| Exercise data |
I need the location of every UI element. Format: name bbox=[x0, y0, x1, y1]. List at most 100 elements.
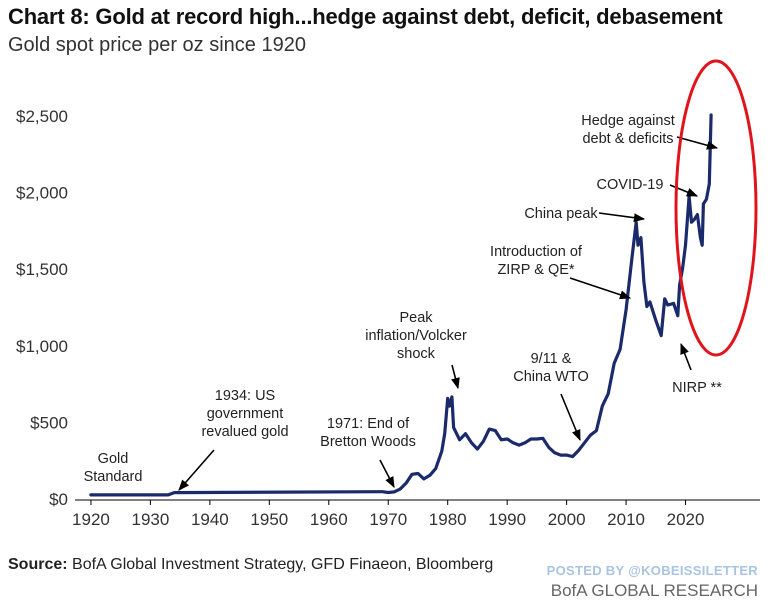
y-tick-label: $2,000 bbox=[16, 184, 68, 203]
data-point bbox=[642, 280, 646, 284]
data-point bbox=[535, 437, 539, 441]
x-tick-label: 1920 bbox=[72, 510, 110, 529]
data-point bbox=[636, 244, 640, 247]
data-point bbox=[167, 493, 170, 497]
data-point bbox=[690, 221, 693, 224]
annotation-label: China peak bbox=[524, 206, 598, 222]
data-point bbox=[506, 437, 509, 441]
y-tick-label: $1,000 bbox=[16, 337, 68, 356]
annotation-label: Gold Standard bbox=[84, 451, 143, 485]
data-point bbox=[410, 473, 414, 476]
data-point bbox=[678, 283, 681, 287]
data-point bbox=[476, 447, 479, 451]
data-point bbox=[589, 434, 592, 437]
brand-footer: BofA GLOBAL RESEARCH bbox=[550, 581, 758, 600]
y-tick-label: $0 bbox=[49, 490, 68, 509]
data-point bbox=[648, 300, 652, 304]
annotation-line: 1934: US bbox=[215, 388, 275, 404]
data-point bbox=[571, 455, 574, 458]
data-point bbox=[601, 404, 604, 408]
data-point bbox=[482, 440, 485, 443]
data-point bbox=[458, 438, 461, 441]
data-point bbox=[488, 427, 491, 431]
data-point bbox=[709, 113, 713, 117]
annotation-line: government bbox=[207, 406, 284, 422]
data-point bbox=[443, 432, 446, 435]
data-point bbox=[583, 441, 586, 444]
x-tick-label: 1990 bbox=[488, 510, 526, 529]
annotation-label: 1934: US government revalued gold bbox=[201, 388, 288, 440]
data-point bbox=[672, 302, 675, 305]
x-tick-label: 2000 bbox=[548, 510, 586, 529]
data-point bbox=[422, 477, 426, 481]
data-point bbox=[173, 491, 176, 494]
annotation-line: COVID-19 bbox=[597, 177, 664, 193]
annotation-arrow bbox=[569, 277, 632, 300]
data-point bbox=[89, 493, 93, 497]
source-label: Source: bbox=[8, 556, 68, 573]
data-point bbox=[687, 195, 691, 198]
data-point bbox=[618, 348, 622, 351]
data-point bbox=[464, 432, 467, 435]
data-point bbox=[705, 198, 708, 201]
data-point bbox=[577, 449, 580, 452]
annotation-line: ZIRP & QE* bbox=[497, 262, 574, 278]
data-point bbox=[681, 267, 684, 270]
x-tick-label: 1970 bbox=[369, 510, 407, 529]
annotation-line: 1971: End of bbox=[327, 416, 410, 432]
data-point bbox=[404, 481, 408, 485]
data-point bbox=[684, 244, 687, 247]
data-point bbox=[416, 472, 420, 475]
annotation-line: revalued gold bbox=[201, 424, 288, 440]
x-tick-label: 2020 bbox=[667, 510, 705, 529]
annotation-arrow bbox=[676, 136, 719, 150]
annotation-line: Peak bbox=[399, 310, 433, 326]
data-point bbox=[559, 453, 562, 457]
posted-by-watermark: POSTED BY @KOBEISSILETTER bbox=[546, 563, 758, 578]
x-tick-label: 2010 bbox=[607, 510, 645, 529]
annotation-label: Hedge against debt & deficits bbox=[581, 113, 675, 147]
annotation-arrow bbox=[669, 184, 699, 197]
x-tick-label: 1960 bbox=[310, 510, 348, 529]
data-point bbox=[529, 437, 533, 441]
y-tick-label: $500 bbox=[30, 413, 68, 432]
highlight-ellipse bbox=[674, 59, 758, 357]
annotation-line: China WTO bbox=[513, 369, 588, 385]
data-point bbox=[635, 221, 638, 224]
data-point bbox=[702, 202, 705, 206]
series-line bbox=[89, 113, 713, 497]
data-point bbox=[666, 303, 669, 307]
data-point bbox=[387, 491, 390, 494]
annotation-arrow bbox=[451, 364, 460, 390]
annotation-line: shock bbox=[397, 346, 436, 362]
data-point bbox=[654, 319, 657, 322]
data-point bbox=[398, 487, 402, 491]
annotation-label: Introduction of ZIRP & QE* bbox=[490, 244, 583, 278]
chart-subtitle: Gold spot price per oz since 1920 bbox=[8, 34, 306, 56]
data-point bbox=[630, 256, 634, 259]
data-point bbox=[645, 305, 649, 308]
data-point bbox=[446, 397, 449, 400]
annotation-label: 1971: End of Bretton Woods bbox=[320, 416, 416, 450]
annotation-arrow bbox=[560, 393, 581, 442]
annotation-line: 9/11 & bbox=[531, 351, 572, 367]
annotation-label: NIRP ** bbox=[672, 380, 722, 396]
annotation-arrow bbox=[379, 459, 395, 488]
data-point bbox=[607, 392, 610, 395]
annotation-line: inflation/Volcker bbox=[365, 328, 467, 344]
annotation-arrow bbox=[680, 342, 692, 371]
source-text: BofA Global Investment Strategy, GFD Fin… bbox=[72, 556, 494, 573]
annotation-line: Gold bbox=[98, 451, 129, 467]
source-note: Source: BofA Global Investment Strategy,… bbox=[8, 556, 493, 574]
annotation-line: Standard bbox=[84, 469, 143, 485]
annotation-label: Peak inflation/Volcker shock bbox=[365, 310, 467, 362]
data-point bbox=[613, 362, 616, 365]
data-point bbox=[523, 441, 527, 444]
data-point bbox=[434, 467, 437, 470]
annotation-line: Introduction of bbox=[490, 244, 583, 260]
x-tick-label: 1980 bbox=[429, 510, 467, 529]
chart-title: Chart 8: Gold at record high...hedge aga… bbox=[8, 4, 723, 29]
data-point bbox=[470, 441, 473, 444]
annotation-arrow bbox=[598, 212, 646, 223]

| What is required |
Reproduce the entries above with every occurrence of "data-point" replaced by "marker", leaving everything else unchanged and omitting the pictures.

| Answer |
I need the location of every UI element. Format: name bbox=[x0, y0, x1, y1]. List at most 100 elements.
y-tick-label: $2,000 bbox=[16, 184, 68, 203]
marker bbox=[642, 280, 646, 284]
marker bbox=[535, 437, 539, 441]
x-tick-label: 1920 bbox=[72, 510, 110, 529]
marker bbox=[636, 244, 640, 247]
marker bbox=[167, 493, 170, 497]
marker bbox=[690, 221, 693, 224]
annotation-label: China peak bbox=[524, 206, 598, 222]
marker bbox=[506, 437, 509, 441]
y-tick-label: $1,000 bbox=[16, 337, 68, 356]
annotation-label: Gold Standard bbox=[84, 451, 143, 485]
marker bbox=[410, 473, 414, 476]
marker bbox=[678, 283, 681, 287]
marker bbox=[476, 447, 479, 451]
marker bbox=[589, 434, 592, 437]
brand-footer: BofA GLOBAL RESEARCH bbox=[550, 581, 758, 600]
y-tick-label: $0 bbox=[49, 490, 68, 509]
marker bbox=[648, 300, 652, 304]
annotation-line: 1934: US bbox=[215, 388, 275, 404]
marker bbox=[571, 455, 574, 458]
marker bbox=[601, 404, 604, 408]
marker bbox=[482, 440, 485, 443]
marker bbox=[458, 438, 461, 441]
marker bbox=[488, 427, 491, 431]
marker bbox=[709, 113, 713, 117]
annotation-line: government bbox=[207, 406, 284, 422]
marker bbox=[443, 432, 446, 435]
marker bbox=[583, 441, 586, 444]
x-tick-label: 1990 bbox=[488, 510, 526, 529]
annotation-label: 1934: US government revalued gold bbox=[201, 388, 288, 440]
marker bbox=[672, 302, 675, 305]
x-tick-label: 2000 bbox=[548, 510, 586, 529]
marker bbox=[422, 477, 426, 481]
marker bbox=[173, 491, 176, 494]
annotation-line: COVID-19 bbox=[597, 177, 664, 193]
annotation-arrow bbox=[569, 277, 632, 300]
marker bbox=[89, 493, 93, 497]
source-label: Source: bbox=[8, 556, 68, 573]
marker bbox=[687, 195, 691, 198]
marker bbox=[618, 348, 622, 351]
marker bbox=[464, 432, 467, 435]
marker bbox=[705, 198, 708, 201]
marker bbox=[577, 449, 580, 452]
annotation-line: ZIRP & QE* bbox=[497, 262, 574, 278]
marker bbox=[681, 267, 684, 270]
x-tick-label: 1970 bbox=[369, 510, 407, 529]
annotation-line: 1971: End of bbox=[327, 416, 410, 432]
marker bbox=[404, 481, 408, 485]
marker bbox=[684, 244, 687, 247]
marker bbox=[416, 472, 420, 475]
annotation-line: revalued gold bbox=[201, 424, 288, 440]
x-tick-label: 2020 bbox=[667, 510, 705, 529]
annotation-arrow bbox=[676, 136, 719, 150]
annotation-line: Peak bbox=[399, 310, 433, 326]
marker bbox=[559, 453, 562, 457]
posted-by-watermark: POSTED BY @KOBEISSILETTER bbox=[546, 563, 758, 578]
x-tick-label: 2010 bbox=[607, 510, 645, 529]
annotation-label: Hedge against debt & deficits bbox=[581, 113, 675, 147]
annotation-arrow bbox=[669, 184, 699, 197]
x-tick-label: 1960 bbox=[310, 510, 348, 529]
marker bbox=[529, 437, 533, 441]
y-tick-label: $500 bbox=[30, 413, 68, 432]
highlight-ellipse bbox=[674, 59, 758, 357]
annotation-line: China WTO bbox=[513, 369, 588, 385]
marker bbox=[635, 221, 638, 224]
marker bbox=[702, 202, 705, 206]
series-line bbox=[89, 113, 713, 497]
marker bbox=[666, 303, 669, 307]
marker bbox=[387, 491, 390, 494]
annotation-arrow bbox=[451, 364, 460, 390]
annotation-line: shock bbox=[397, 346, 436, 362]
marker bbox=[654, 319, 657, 322]
marker bbox=[398, 487, 402, 491]
annotation-label: Introduction of ZIRP & QE* bbox=[490, 244, 583, 278]
chart-subtitle: Gold spot price per oz since 1920 bbox=[8, 34, 306, 56]
marker bbox=[630, 256, 634, 259]
marker bbox=[645, 305, 649, 308]
marker bbox=[446, 397, 449, 400]
annotation-label: 1971: End of Bretton Woods bbox=[320, 416, 416, 450]
annotation-arrow bbox=[560, 393, 581, 442]
annotation-line: 9/11 & bbox=[531, 351, 572, 367]
annotation-label: NIRP ** bbox=[672, 380, 722, 396]
annotation-arrow bbox=[379, 459, 395, 488]
marker bbox=[607, 392, 610, 395]
annotation-line: inflation/Volcker bbox=[365, 328, 467, 344]
annotation-arrow bbox=[680, 342, 692, 371]
source-text: BofA Global Investment Strategy, GFD Fin… bbox=[72, 556, 494, 573]
annotation-line: Gold bbox=[98, 451, 129, 467]
source-note: Source: BofA Global Investment Strategy,… bbox=[8, 556, 493, 574]
annotation-line: Standard bbox=[84, 469, 143, 485]
annotation-label: Peak inflation/Volcker shock bbox=[365, 310, 467, 362]
marker bbox=[613, 362, 616, 365]
marker bbox=[523, 441, 527, 444]
marker bbox=[434, 467, 437, 470]
annotation-line: Introduction of bbox=[490, 244, 583, 260]
x-tick-label: 1980 bbox=[429, 510, 467, 529]
chart-title: Chart 8: Gold at record high...hedge aga… bbox=[8, 4, 723, 29]
marker bbox=[470, 441, 473, 444]
annotation-arrow bbox=[598, 212, 646, 223]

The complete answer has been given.